# [Page text]

****

19.4 Active learning

In active learning, the goal is to identify the true predictive mapping $y=f(\bold{x})$ by querying as few $(\bold{x},y)$ points as possible. There are three variants.

In query synthesis, the algorithm gets to choose any input $\bold{x}$ and can ask for its corresponding output $y=f(\bold{x})$ .

In pool-based active learning, there is large, but fixed, set of unlabeled points and the algorithm gets to ask a label for one or more of these points

Finally, in stream-based active learning the incoming data is arriving continuously, and the algorithm must choose whether it wants to request a label for the current input or not.

They are various closely related problems. In Bayesian optimization the goal is to estimate the location of the global optimum $\bold{x}^*=\argmin_{\bold{x}}f(\bold{x})$ in as few queries as possible. Typically, we fit a surrogate (response surface) model to the intermediate $(\bold{x},y)$ queries, to decide which question to ask next.

In experiment design, the goal is to estimate $p(\theta|\mathcal{D})$ , using as little data as possible (this can thought of as an unsupervised form of active learning).

****

# [Dataset extract]

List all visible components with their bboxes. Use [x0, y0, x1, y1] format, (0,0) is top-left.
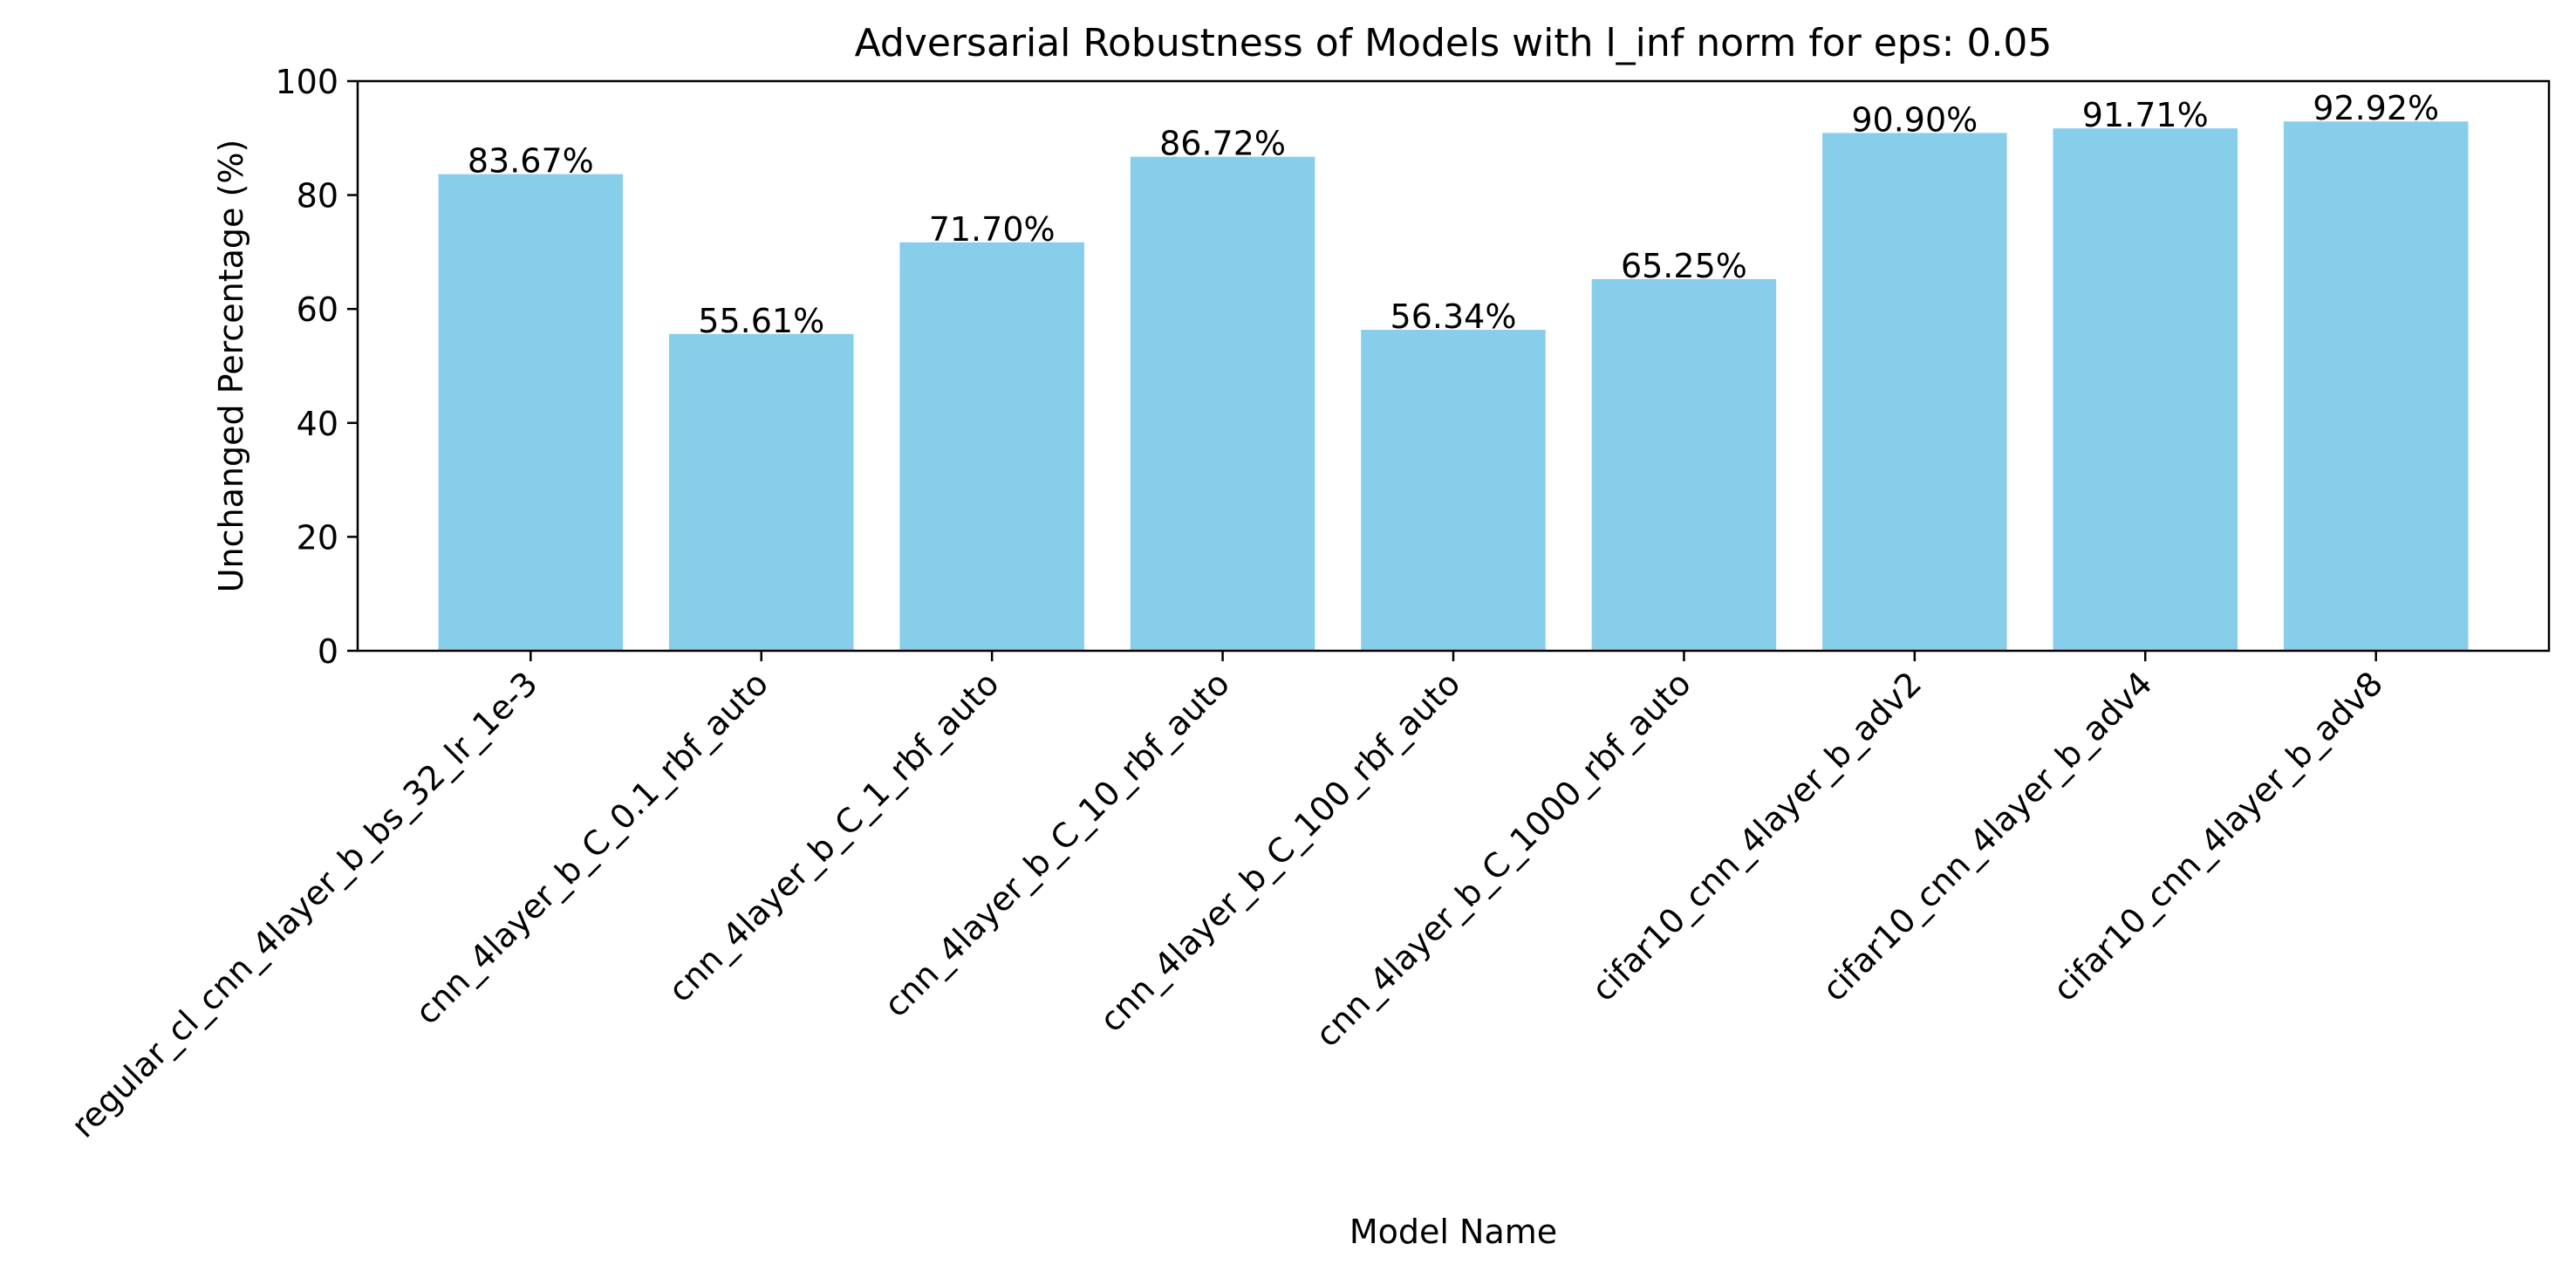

****

# [Work instructions]
• A. Answer these questions using the active learning text:
(i) In query synthesis, what does the algorithm get to choose?
(ii) In stream-based active learning, what must the algorithm decide?
(iii) In experiment design, what is the goal?
• B. Reproduce the active learning text from "Finally, in stream-based" to "of active learning).".
The data comes from a separate source and is unrelated to the active learning text.

# [Answer list]
• A.
(i) Any input x, for which it can ask the corresponding output y = f(x).
(ii) Whether it wants to request a label for the current input or not.
(iii) To estimate p(θ|D) using as little data as possible.

• B.
Finally, in stream-based active learning the incoming data is arriving continuously, and the algorithm must choose whether it wants to request a label for the current input or not.

They are various closely related problems. In Bayesian optimization the goal is to estimate the location of the global optimum $\bold{x}^*=\argmin_{\bold{x}}f(\bold{x})$ in as few queries as possible. Typically, we fit a surrogate (response surface) model to the intermediate $(\bold{x},y)$ queries, to decide which question to ask next.

In experiment design, the goal is to estimate $p(\theta|\mathcal{D})$ , using as little data as possible (this can thought of as an unsupervised form of active learning).